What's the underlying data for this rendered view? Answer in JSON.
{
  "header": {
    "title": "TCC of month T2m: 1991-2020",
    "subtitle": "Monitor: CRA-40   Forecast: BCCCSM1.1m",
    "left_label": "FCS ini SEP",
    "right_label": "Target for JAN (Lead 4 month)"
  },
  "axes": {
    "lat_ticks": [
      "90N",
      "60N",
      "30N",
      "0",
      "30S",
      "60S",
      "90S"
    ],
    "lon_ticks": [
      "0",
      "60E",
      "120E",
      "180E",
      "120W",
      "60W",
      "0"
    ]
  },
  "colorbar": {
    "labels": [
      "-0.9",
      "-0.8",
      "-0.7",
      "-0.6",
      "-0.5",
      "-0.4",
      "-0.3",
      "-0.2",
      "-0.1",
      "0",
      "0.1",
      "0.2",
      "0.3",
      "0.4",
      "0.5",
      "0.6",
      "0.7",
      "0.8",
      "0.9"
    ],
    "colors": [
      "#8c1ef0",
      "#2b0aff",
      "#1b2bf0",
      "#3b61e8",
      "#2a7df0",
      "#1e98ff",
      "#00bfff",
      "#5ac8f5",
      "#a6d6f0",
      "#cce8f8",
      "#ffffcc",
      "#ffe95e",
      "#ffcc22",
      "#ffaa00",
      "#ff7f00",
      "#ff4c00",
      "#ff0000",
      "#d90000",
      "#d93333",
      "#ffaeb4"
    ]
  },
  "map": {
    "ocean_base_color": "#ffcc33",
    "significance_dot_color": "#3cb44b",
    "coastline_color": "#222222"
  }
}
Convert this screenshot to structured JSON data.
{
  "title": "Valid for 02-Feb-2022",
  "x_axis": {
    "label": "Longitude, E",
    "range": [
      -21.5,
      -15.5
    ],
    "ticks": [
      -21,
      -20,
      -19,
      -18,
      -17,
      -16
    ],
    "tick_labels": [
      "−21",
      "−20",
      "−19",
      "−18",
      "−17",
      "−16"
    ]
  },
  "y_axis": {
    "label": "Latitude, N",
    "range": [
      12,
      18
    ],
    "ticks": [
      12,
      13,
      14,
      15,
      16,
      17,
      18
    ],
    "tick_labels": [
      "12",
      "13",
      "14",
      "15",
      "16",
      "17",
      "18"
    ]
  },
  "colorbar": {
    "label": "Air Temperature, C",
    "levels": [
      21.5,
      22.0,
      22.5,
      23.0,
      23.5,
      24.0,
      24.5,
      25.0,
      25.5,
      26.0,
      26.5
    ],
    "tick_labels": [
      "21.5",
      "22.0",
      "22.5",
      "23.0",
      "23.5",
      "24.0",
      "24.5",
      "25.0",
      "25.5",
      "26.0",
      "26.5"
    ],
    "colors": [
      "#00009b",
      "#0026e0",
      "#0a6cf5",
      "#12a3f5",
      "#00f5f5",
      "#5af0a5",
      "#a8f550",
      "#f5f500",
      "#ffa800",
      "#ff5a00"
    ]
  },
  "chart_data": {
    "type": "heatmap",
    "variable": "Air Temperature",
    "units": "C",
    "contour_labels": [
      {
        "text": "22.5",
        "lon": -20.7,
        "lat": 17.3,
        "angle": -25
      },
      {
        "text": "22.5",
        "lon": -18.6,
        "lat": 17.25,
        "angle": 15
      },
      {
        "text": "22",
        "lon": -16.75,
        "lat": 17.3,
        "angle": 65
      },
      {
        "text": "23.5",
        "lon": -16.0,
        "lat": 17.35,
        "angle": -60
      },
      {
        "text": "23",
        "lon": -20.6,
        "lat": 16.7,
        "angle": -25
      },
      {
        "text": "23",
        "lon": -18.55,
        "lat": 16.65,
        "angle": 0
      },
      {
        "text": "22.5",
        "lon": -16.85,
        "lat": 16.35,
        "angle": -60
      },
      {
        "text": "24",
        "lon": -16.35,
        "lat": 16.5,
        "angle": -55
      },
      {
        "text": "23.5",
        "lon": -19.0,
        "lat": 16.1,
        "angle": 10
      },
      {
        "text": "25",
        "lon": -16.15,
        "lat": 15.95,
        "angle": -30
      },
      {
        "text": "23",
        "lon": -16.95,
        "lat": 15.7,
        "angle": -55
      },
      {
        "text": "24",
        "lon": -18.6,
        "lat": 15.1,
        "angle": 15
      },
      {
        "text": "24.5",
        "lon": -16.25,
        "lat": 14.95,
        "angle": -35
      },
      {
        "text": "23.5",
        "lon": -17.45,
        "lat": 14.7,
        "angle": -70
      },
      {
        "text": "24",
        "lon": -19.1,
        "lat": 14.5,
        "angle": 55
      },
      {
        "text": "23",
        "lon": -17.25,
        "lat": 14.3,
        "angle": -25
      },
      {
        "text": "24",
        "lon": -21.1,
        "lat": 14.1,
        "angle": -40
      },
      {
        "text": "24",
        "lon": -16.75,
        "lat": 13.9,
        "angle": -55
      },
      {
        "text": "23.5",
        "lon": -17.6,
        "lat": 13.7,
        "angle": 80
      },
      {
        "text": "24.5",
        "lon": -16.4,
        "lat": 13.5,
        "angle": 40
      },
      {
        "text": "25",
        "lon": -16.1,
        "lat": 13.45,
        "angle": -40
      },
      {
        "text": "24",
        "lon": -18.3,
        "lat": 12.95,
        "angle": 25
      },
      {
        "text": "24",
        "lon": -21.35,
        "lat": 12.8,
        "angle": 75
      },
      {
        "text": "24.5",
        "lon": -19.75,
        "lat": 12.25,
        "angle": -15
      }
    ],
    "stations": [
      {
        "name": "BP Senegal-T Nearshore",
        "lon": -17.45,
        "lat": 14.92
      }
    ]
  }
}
· · · · ·
▶ _Description of the task_: Single out each line of the records above with the string "Temperature" in it, and copy it.

▶ _Output for this exercise_:
    "label": "Air Temperature, C",
    "variable": "Air Temperature",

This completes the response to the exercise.